(PROBLEM DETAILS)
Give the number of lines that include the string "التهذيب", nothing more.

A run of records:
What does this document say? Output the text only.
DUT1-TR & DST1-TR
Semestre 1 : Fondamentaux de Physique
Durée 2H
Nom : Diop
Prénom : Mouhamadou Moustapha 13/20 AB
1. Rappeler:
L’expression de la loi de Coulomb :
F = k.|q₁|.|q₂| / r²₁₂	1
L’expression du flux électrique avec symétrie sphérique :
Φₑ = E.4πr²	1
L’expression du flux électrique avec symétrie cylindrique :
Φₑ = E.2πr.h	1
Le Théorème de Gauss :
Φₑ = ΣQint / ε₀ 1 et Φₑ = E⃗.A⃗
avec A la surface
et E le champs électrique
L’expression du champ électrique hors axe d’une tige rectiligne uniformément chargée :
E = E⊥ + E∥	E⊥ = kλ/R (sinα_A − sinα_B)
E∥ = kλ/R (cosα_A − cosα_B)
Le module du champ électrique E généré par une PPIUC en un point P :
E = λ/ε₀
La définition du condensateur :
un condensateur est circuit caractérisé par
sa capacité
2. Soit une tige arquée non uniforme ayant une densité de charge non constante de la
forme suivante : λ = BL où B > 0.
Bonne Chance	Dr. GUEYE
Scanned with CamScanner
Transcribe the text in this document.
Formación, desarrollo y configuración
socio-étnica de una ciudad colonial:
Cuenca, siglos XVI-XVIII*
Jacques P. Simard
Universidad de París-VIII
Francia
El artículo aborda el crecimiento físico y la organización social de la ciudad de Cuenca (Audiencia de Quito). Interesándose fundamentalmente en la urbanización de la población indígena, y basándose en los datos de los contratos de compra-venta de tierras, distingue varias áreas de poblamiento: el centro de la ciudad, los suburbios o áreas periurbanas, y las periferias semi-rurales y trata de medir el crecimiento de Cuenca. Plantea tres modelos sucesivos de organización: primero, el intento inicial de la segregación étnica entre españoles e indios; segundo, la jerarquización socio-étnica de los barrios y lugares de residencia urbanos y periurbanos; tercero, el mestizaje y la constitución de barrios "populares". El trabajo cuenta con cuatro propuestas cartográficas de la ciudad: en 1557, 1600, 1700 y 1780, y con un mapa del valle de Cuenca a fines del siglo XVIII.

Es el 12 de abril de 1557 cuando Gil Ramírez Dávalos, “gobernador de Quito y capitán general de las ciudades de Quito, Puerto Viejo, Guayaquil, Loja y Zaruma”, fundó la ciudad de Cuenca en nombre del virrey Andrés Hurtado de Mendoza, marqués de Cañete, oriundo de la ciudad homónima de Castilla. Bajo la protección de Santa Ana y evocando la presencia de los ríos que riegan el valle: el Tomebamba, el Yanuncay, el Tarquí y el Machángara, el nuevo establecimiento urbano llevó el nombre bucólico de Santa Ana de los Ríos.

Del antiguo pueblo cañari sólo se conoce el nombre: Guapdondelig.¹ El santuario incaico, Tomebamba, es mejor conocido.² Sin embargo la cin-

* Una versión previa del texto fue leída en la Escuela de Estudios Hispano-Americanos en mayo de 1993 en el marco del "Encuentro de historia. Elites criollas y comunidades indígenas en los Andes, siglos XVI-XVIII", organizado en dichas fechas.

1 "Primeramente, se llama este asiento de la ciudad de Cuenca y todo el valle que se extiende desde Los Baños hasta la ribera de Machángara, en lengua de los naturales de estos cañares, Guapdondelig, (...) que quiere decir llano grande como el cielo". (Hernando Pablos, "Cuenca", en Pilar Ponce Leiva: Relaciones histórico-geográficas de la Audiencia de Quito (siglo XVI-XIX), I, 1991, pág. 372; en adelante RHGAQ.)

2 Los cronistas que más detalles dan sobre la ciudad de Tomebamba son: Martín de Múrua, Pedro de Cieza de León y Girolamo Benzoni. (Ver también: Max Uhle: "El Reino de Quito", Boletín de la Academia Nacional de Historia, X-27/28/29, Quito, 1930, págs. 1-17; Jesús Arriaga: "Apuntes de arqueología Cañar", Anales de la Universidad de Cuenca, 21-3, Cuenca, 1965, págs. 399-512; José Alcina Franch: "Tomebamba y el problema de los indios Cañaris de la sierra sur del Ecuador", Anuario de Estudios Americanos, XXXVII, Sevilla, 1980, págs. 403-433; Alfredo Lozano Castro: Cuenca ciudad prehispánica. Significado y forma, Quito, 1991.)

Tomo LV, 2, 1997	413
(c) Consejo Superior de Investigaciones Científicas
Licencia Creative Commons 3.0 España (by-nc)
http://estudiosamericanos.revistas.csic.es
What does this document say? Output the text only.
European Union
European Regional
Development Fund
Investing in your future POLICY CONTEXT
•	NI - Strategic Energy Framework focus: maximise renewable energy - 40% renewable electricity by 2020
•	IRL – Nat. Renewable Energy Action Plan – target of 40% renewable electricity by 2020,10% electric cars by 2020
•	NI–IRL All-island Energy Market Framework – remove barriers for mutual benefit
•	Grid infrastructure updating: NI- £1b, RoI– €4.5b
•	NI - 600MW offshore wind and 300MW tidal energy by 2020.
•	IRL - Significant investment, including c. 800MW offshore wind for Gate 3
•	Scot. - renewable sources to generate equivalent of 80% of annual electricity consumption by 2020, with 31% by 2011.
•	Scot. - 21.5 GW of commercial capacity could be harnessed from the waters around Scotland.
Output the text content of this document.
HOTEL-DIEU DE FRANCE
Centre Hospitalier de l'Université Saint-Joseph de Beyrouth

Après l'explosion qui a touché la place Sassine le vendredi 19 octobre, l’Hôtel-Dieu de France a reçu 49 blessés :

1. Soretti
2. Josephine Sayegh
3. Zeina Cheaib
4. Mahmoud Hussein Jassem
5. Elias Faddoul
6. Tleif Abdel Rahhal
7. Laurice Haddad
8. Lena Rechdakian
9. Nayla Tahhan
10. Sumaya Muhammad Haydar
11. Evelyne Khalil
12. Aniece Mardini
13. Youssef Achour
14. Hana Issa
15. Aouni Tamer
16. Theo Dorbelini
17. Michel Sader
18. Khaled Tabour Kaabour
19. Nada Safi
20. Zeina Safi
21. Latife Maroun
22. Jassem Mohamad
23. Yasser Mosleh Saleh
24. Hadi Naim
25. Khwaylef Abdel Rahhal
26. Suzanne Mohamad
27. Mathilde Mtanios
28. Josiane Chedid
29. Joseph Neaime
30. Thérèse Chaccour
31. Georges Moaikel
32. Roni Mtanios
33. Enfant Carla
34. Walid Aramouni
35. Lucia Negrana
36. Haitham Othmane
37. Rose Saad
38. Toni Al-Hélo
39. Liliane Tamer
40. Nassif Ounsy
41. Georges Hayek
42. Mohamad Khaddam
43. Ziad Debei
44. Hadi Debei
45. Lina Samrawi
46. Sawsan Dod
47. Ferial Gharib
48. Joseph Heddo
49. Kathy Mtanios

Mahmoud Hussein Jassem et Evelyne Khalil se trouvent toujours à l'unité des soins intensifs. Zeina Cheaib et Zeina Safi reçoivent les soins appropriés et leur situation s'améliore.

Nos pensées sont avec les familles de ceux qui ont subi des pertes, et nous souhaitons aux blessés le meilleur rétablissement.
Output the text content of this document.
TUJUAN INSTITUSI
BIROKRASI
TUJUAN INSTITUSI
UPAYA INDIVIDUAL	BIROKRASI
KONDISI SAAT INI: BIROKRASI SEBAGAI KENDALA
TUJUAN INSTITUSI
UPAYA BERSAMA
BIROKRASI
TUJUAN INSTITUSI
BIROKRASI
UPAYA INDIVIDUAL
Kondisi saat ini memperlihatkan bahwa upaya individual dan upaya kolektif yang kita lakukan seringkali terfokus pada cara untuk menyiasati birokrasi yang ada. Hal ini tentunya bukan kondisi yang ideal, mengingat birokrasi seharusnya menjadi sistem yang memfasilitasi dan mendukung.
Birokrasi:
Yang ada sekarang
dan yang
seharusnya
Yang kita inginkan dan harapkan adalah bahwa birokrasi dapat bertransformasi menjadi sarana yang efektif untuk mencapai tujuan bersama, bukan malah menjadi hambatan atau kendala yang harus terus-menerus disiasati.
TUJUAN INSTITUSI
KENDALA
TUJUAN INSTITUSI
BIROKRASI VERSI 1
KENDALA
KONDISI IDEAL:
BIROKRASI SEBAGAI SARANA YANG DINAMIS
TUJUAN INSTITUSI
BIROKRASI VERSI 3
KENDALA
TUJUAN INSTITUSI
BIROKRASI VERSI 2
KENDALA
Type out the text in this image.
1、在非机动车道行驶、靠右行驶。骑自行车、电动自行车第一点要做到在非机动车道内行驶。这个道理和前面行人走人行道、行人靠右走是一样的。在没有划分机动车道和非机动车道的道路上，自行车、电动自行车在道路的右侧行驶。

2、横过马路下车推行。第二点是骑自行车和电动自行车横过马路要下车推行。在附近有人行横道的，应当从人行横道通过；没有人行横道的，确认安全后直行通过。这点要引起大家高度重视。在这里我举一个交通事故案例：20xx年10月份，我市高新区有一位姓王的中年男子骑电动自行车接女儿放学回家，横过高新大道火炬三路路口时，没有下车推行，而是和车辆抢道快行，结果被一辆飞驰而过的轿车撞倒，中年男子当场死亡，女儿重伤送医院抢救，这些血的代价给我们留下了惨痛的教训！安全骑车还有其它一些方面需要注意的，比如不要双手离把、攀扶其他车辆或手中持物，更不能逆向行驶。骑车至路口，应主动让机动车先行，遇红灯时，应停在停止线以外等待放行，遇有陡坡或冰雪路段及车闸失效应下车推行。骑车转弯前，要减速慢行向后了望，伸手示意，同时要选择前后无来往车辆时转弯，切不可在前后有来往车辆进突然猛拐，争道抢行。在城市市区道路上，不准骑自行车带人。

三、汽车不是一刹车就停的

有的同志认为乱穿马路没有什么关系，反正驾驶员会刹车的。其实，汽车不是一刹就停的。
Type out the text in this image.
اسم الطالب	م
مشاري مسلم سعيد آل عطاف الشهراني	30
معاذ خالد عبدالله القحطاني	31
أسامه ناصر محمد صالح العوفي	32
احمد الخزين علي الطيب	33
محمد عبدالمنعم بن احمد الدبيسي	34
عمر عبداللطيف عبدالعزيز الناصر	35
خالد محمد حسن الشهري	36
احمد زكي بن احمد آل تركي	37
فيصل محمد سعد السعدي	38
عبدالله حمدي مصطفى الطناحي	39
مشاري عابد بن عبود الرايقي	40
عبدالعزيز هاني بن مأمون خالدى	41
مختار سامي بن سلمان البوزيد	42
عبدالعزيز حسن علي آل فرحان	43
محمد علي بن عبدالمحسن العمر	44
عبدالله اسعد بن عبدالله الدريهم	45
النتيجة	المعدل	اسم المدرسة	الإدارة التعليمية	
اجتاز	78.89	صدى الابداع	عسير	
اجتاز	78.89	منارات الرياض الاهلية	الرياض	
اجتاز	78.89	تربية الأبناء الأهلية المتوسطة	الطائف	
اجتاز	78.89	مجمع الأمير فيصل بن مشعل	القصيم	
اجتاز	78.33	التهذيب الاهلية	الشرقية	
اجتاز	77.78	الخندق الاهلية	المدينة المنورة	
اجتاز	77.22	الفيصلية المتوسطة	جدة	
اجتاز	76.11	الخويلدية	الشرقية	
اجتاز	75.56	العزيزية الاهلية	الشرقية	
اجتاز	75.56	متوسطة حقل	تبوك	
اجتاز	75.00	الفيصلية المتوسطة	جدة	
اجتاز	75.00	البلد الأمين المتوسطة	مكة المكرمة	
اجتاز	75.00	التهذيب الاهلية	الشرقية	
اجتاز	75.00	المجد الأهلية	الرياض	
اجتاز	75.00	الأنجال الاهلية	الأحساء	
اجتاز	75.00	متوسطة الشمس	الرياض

(EXERCISE ANSWER)
2